# OBJECTIVE
Copy out exactly the lines from the one containing "What text is on this page?" to the end of the records below, both included, and nothing else.

Dataset records
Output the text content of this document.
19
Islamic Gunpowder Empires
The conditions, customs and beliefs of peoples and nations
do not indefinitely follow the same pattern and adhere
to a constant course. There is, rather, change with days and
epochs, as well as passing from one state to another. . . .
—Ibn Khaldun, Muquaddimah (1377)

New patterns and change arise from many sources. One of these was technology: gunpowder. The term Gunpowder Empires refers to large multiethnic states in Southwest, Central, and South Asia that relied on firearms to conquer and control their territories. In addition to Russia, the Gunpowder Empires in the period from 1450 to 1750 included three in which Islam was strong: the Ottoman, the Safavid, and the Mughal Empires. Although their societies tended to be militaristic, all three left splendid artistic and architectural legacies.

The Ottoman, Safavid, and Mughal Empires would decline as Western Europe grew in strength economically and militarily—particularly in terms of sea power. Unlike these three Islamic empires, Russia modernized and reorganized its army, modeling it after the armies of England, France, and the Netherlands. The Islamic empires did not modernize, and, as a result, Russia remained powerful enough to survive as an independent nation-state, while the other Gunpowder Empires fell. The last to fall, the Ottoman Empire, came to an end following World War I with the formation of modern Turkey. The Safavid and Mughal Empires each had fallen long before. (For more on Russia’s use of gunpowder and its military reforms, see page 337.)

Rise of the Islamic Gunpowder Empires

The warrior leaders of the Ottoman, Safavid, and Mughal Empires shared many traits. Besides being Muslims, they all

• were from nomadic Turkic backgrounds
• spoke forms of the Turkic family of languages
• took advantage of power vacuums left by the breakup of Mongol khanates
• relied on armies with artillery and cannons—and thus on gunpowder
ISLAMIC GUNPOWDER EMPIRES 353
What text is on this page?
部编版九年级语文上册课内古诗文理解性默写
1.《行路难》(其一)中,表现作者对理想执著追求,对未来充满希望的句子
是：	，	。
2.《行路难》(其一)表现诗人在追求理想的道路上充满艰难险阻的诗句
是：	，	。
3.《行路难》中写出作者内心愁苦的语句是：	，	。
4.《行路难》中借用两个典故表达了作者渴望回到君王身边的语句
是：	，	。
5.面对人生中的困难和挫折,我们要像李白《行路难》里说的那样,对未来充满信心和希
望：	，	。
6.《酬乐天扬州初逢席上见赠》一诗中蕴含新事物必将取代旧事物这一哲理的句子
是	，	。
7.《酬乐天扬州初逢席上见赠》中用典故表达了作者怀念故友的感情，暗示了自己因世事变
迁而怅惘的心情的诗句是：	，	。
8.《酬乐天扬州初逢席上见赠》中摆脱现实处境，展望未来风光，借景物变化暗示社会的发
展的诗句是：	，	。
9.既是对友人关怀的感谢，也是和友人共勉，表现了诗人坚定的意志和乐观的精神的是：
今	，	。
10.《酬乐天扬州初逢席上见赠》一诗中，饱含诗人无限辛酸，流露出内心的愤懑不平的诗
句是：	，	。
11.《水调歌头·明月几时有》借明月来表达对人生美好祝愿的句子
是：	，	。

# EXPECTED OUTPUT
What text is on this page?
部编版九年级语文上册课内古诗文理解性默写
1.《行路难》(其一)中,表现作者对理想执著追求,对未来充满希望的句子
是：	，	。
2.《行路难》(其一)表现诗人在追求理想的道路上充满艰难险阻的诗句
是：	，	。
3.《行路难》中写出作者内心愁苦的语句是：	，	。
4.《行路难》中借用两个典故表达了作者渴望回到君王身边的语句
是：	，	。
5.面对人生中的困难和挫折,我们要像李白《行路难》里说的那样,对未来充满信心和希
望：	，	。
6.《酬乐天扬州初逢席上见赠》一诗中蕴含新事物必将取代旧事物这一哲理的句子
是	，	。
7.《酬乐天扬州初逢席上见赠》中用典故表达了作者怀念故友的感情，暗示了自己因世事变
迁而怅惘的心情的诗句是：	，	。
8.《酬乐天扬州初逢席上见赠》中摆脱现实处境，展望未来风光，借景物变化暗示社会的发
展的诗句是：	，	。
9.既是对友人关怀的感谢，也是和友人共勉，表现了诗人坚定的意志和乐观的精神的是：
今	，	。
10.《酬乐天扬州初逢席上见赠》一诗中，饱含诗人无限辛酸，流露出内心的愤懑不平的诗
句是：	，	。
11.《水调歌头·明月几时有》借明月来表达对人生美好祝愿的句子
是：	，	。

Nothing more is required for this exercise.